Do not copy the pictures; transcribe all other material exactly.
[BEGIN Supplied data]
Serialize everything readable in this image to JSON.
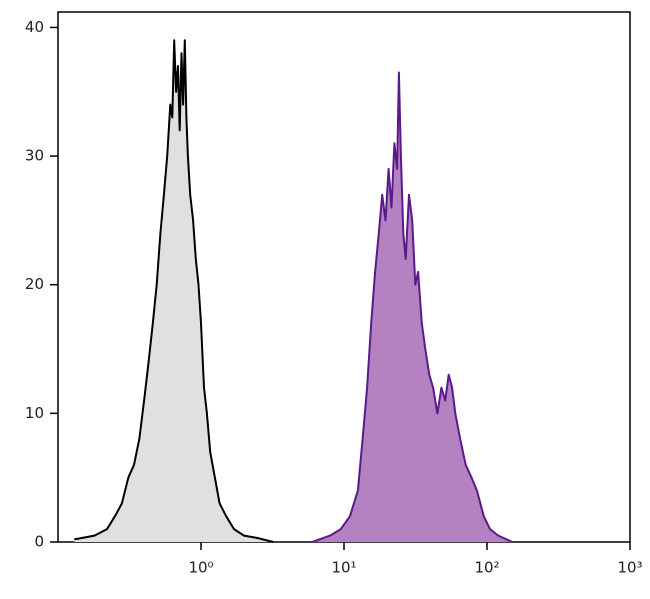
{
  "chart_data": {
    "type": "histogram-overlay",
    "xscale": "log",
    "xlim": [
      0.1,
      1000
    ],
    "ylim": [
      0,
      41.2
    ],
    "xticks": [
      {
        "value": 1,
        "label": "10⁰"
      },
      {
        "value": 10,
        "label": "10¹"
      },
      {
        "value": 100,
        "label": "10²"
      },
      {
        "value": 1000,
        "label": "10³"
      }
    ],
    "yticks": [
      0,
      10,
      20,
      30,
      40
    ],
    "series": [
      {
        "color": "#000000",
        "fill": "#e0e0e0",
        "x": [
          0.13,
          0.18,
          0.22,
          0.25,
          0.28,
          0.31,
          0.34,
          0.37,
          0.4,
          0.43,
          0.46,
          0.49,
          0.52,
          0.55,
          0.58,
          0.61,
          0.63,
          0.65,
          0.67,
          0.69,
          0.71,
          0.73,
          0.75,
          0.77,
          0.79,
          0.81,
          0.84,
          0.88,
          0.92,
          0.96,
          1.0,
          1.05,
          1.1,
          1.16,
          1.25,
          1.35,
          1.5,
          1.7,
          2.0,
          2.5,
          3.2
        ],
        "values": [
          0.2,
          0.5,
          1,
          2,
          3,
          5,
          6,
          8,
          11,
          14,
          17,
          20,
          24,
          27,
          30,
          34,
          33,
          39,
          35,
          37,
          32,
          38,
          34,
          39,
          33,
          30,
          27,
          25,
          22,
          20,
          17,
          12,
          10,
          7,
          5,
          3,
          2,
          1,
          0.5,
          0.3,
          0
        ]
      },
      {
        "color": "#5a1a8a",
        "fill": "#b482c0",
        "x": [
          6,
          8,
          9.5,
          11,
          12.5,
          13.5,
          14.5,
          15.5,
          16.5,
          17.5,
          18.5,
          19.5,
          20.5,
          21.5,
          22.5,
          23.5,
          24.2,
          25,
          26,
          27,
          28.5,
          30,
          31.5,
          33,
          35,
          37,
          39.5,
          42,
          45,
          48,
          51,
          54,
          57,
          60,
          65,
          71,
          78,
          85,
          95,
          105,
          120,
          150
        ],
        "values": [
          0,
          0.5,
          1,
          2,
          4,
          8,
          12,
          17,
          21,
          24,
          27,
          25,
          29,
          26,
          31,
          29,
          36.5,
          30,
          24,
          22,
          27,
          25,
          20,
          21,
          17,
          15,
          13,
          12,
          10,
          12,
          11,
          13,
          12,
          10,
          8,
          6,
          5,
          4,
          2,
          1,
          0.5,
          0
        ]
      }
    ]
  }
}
[END Supplied data]
Correct output:
Serialize everything readable in this image to JSON.
{
  "chart_data": {
    "type": "histogram-overlay",
    "xscale": "log",
    "xlim": [
      0.1,
      1000
    ],
    "ylim": [
      0,
      41.2
    ],
    "xticks": [
      {
        "value": 1,
        "label": "10⁰"
      },
      {
        "value": 10,
        "label": "10¹"
      },
      {
        "value": 100,
        "label": "10²"
      },
      {
        "value": 1000,
        "label": "10³"
      }
    ],
    "yticks": [
      0,
      10,
      20,
      30,
      40
    ],
    "series": [
      {
        "color": "#000000",
        "fill": "#e0e0e0",
        "x": [
          0.13,
          0.18,
          0.22,
          0.25,
          0.28,
          0.31,
          0.34,
          0.37,
          0.4,
          0.43,
          0.46,
          0.49,
          0.52,
          0.55,
          0.58,
          0.61,
          0.63,
          0.65,
          0.67,
          0.69,
          0.71,
          0.73,
          0.75,
          0.77,
          0.79,
          0.81,
          0.84,
          0.88,
          0.92,
          0.96,
          1.0,
          1.05,
          1.1,
          1.16,
          1.25,
          1.35,
          1.5,
          1.7,
          2.0,
          2.5,
          3.2
        ],
        "values": [
          0.2,
          0.5,
          1,
          2,
          3,
          5,
          6,
          8,
          11,
          14,
          17,
          20,
          24,
          27,
          30,
          34,
          33,
          39,
          35,
          37,
          32,
          38,
          34,
          39,
          33,
          30,
          27,
          25,
          22,
          20,
          17,
          12,
          10,
          7,
          5,
          3,
          2,
          1,
          0.5,
          0.3,
          0
        ]
      },
      {
        "color": "#5a1a8a",
        "fill": "#b482c0",
        "x": [
          6,
          8,
          9.5,
          11,
          12.5,
          13.5,
          14.5,
          15.5,
          16.5,
          17.5,
          18.5,
          19.5,
          20.5,
          21.5,
          22.5,
          23.5,
          24.2,
          25,
          26,
          27,
          28.5,
          30,
          31.5,
          33,
          35,
          37,
          39.5,
          42,
          45,
          48,
          51,
          54,
          57,
          60,
          65,
          71,
          78,
          85,
          95,
          105,
          120,
          150
        ],
        "values": [
          0,
          0.5,
          1,
          2,
          4,
          8,
          12,
          17,
          21,
          24,
          27,
          25,
          29,
          26,
          31,
          29,
          36.5,
          30,
          24,
          22,
          27,
          25,
          20,
          21,
          17,
          15,
          13,
          12,
          10,
          12,
          11,
          13,
          12,
          10,
          8,
          6,
          5,
          4,
          2,
          1,
          0.5,
          0
        ]
      }
    ]
  }
}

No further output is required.